= Stored entries =

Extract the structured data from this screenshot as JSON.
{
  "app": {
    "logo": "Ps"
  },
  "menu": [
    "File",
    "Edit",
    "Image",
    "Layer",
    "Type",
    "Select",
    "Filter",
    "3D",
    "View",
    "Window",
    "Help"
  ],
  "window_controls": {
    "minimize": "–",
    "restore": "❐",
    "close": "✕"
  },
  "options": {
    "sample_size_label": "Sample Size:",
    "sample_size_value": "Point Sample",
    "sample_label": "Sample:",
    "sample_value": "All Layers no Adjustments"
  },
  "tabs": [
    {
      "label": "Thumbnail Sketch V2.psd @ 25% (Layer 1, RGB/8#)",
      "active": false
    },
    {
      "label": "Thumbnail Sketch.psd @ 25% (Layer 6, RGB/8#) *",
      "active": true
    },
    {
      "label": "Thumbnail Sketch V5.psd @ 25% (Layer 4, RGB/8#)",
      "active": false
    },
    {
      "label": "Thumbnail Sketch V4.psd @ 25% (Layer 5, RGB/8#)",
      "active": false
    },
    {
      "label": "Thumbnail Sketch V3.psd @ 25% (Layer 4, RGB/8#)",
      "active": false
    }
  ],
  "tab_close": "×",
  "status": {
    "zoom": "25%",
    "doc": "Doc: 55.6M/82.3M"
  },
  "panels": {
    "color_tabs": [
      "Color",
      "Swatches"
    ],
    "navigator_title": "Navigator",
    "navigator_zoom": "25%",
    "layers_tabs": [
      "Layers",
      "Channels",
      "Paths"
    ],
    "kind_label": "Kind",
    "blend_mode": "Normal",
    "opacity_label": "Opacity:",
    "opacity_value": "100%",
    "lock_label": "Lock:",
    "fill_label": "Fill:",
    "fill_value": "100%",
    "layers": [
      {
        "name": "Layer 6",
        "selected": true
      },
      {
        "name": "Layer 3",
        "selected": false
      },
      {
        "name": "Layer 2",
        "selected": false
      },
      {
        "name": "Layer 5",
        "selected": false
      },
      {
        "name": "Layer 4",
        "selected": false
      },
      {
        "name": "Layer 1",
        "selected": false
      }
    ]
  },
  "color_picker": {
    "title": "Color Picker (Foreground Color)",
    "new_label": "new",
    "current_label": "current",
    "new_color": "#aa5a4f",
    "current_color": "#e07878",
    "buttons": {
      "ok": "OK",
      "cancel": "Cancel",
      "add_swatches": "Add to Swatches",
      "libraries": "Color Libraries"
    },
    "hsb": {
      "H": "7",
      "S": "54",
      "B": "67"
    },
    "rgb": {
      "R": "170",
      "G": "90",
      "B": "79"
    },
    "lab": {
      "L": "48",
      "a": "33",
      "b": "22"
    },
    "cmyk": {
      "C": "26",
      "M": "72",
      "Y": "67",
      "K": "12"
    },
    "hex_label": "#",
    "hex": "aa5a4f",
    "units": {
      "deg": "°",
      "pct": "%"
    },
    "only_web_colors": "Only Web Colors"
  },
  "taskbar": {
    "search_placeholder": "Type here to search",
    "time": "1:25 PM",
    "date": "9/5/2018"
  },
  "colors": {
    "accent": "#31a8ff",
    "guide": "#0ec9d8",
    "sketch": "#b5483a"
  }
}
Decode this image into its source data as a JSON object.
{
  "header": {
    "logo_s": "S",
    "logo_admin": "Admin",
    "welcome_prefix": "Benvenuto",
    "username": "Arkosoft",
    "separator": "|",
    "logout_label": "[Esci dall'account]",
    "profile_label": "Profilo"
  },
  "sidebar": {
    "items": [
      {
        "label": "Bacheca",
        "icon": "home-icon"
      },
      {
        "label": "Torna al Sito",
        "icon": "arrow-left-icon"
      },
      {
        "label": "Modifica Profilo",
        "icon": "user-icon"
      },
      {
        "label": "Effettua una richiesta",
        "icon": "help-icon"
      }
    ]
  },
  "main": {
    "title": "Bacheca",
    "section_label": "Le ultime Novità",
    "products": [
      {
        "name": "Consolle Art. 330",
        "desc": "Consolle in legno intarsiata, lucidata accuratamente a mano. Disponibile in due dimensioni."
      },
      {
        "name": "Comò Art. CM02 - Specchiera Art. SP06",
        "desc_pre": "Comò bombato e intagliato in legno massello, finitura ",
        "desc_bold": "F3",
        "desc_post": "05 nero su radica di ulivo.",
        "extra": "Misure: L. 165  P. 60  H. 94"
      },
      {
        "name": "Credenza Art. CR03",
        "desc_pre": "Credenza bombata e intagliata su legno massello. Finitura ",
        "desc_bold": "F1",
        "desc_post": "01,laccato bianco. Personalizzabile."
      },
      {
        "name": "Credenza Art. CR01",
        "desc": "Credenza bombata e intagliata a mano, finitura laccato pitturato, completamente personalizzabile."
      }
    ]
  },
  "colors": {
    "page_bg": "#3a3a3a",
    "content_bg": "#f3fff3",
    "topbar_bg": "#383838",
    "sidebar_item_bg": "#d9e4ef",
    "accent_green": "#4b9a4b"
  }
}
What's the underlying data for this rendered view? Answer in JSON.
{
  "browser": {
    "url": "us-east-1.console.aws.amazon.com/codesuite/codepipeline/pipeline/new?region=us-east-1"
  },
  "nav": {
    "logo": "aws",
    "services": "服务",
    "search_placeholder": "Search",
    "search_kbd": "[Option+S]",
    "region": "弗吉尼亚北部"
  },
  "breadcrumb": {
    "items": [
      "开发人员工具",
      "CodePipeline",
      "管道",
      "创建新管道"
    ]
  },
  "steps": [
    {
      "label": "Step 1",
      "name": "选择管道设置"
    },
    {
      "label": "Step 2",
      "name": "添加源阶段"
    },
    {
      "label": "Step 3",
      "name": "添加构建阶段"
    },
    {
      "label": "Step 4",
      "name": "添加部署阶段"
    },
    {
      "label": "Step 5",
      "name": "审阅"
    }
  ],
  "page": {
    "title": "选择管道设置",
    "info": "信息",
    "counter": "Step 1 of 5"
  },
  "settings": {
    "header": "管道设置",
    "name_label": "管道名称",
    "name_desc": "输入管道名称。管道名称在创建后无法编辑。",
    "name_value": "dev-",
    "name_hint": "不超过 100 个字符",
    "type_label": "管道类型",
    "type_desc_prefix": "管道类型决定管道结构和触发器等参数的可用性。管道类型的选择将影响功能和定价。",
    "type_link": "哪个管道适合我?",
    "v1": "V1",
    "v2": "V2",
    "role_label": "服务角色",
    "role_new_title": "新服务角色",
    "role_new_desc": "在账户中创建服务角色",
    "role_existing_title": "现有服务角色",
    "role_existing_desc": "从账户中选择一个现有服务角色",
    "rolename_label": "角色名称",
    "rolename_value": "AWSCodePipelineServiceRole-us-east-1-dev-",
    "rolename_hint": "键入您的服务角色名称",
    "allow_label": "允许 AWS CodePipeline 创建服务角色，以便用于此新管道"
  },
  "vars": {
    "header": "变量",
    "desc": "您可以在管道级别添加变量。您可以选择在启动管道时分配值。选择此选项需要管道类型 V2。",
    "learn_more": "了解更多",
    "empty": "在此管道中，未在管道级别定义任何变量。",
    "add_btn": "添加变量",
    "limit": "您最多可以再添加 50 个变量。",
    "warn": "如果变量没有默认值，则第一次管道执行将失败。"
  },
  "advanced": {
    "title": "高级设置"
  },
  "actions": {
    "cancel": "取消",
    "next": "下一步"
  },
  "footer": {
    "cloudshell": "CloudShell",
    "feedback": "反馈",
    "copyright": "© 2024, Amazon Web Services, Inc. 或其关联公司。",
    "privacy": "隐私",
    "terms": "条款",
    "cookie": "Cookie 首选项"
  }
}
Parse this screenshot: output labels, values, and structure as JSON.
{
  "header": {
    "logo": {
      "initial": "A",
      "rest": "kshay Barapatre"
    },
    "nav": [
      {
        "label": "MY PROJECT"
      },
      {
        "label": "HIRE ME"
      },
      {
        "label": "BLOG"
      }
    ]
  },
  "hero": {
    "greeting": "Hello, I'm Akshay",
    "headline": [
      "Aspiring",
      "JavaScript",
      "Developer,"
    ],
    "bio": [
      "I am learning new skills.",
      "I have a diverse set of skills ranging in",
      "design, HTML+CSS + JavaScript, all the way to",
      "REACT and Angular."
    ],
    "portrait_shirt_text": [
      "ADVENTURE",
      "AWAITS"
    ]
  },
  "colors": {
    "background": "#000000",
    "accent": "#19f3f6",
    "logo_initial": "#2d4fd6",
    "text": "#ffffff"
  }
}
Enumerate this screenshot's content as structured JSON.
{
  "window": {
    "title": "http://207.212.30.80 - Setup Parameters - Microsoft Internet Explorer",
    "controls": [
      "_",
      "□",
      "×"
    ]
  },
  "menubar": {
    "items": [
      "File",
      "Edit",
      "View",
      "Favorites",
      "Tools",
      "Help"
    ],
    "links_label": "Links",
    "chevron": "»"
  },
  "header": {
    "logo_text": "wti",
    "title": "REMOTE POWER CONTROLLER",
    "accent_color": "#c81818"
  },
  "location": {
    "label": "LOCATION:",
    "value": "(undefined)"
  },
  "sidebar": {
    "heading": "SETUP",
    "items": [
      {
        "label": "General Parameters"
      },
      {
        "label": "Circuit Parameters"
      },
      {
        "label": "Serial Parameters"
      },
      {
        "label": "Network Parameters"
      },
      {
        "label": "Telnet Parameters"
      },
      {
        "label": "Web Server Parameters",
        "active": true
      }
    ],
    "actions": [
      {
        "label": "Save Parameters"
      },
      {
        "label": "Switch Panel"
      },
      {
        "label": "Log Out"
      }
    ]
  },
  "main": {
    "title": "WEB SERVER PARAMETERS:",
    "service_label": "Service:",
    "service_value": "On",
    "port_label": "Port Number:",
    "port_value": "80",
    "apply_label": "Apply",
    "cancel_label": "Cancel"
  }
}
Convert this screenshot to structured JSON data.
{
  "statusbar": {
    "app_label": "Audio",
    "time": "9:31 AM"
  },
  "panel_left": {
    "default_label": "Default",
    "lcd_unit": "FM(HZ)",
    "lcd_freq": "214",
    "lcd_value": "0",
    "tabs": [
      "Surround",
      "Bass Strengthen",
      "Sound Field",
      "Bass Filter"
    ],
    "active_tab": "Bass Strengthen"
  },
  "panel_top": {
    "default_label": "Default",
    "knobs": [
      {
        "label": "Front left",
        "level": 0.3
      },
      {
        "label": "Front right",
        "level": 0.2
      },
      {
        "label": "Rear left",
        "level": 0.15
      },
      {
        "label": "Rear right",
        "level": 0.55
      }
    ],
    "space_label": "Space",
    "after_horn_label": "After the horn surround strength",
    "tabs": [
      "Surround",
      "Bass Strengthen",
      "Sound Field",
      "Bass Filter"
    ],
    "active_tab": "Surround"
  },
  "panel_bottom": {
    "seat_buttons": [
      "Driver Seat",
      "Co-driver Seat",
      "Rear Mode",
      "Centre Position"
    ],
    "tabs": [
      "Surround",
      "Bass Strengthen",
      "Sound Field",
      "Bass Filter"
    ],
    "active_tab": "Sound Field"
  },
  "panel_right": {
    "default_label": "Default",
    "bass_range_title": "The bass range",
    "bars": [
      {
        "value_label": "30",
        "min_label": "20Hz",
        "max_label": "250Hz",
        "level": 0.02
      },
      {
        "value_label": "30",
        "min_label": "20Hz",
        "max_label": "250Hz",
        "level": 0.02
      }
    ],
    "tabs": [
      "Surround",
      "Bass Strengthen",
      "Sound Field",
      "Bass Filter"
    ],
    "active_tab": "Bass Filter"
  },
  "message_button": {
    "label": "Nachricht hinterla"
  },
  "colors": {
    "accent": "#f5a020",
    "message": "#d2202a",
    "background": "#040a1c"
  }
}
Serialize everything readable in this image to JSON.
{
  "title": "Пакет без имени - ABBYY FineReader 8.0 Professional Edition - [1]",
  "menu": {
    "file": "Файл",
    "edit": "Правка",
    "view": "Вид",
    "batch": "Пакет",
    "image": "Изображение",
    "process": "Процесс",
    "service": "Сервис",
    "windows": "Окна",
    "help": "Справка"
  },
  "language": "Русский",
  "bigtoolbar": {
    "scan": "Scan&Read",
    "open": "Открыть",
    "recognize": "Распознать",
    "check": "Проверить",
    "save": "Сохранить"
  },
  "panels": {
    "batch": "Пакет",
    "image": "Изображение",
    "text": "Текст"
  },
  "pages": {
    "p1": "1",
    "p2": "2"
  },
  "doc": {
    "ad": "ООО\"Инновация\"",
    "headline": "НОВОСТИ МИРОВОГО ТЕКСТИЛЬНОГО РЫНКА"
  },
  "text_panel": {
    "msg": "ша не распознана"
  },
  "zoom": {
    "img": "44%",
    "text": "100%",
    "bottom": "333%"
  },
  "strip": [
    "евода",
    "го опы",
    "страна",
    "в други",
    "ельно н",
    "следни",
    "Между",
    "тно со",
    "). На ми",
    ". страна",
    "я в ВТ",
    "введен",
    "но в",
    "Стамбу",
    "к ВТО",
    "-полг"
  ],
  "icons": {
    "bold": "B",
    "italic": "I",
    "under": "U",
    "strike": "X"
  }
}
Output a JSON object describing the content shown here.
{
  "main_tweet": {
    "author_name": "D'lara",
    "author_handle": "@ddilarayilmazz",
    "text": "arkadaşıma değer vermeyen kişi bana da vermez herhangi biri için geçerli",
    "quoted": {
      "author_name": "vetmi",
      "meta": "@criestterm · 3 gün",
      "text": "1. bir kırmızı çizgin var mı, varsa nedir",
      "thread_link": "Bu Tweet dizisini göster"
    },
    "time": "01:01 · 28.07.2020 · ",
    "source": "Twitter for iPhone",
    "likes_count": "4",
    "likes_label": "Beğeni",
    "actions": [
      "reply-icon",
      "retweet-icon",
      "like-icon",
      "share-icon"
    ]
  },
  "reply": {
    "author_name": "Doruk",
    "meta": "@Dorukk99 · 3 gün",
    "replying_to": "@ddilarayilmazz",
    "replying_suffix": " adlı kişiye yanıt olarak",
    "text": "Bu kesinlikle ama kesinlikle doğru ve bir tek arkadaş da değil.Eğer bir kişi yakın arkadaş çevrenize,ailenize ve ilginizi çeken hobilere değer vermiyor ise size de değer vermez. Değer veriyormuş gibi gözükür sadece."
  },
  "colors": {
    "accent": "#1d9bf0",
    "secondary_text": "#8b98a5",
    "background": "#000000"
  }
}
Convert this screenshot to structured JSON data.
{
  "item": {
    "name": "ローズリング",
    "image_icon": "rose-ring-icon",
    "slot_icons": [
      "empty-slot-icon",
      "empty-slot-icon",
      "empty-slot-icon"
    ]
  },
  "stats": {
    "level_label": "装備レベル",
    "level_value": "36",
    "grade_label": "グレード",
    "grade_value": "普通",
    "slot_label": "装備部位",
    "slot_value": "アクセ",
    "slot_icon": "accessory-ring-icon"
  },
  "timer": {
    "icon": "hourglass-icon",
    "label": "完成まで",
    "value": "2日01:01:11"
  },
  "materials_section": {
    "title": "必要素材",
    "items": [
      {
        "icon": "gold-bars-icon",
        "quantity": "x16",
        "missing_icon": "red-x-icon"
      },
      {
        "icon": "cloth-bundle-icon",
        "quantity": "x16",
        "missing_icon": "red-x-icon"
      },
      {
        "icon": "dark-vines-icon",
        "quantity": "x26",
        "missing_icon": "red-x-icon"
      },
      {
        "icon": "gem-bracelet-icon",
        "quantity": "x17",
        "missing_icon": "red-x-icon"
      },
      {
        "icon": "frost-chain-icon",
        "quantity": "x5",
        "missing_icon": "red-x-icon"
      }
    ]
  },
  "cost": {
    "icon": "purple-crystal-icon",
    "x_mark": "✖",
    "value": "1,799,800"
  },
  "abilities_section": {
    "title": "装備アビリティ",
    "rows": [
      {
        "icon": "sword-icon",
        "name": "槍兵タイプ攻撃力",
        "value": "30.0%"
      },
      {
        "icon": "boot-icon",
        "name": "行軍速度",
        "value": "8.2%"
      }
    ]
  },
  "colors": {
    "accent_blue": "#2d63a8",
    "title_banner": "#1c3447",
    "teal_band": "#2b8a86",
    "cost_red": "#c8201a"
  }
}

= WHAT IS NEEDED =
Find how many lines in the listing contain the word "background" and give that count alone.

= CORRECT RESULT =
3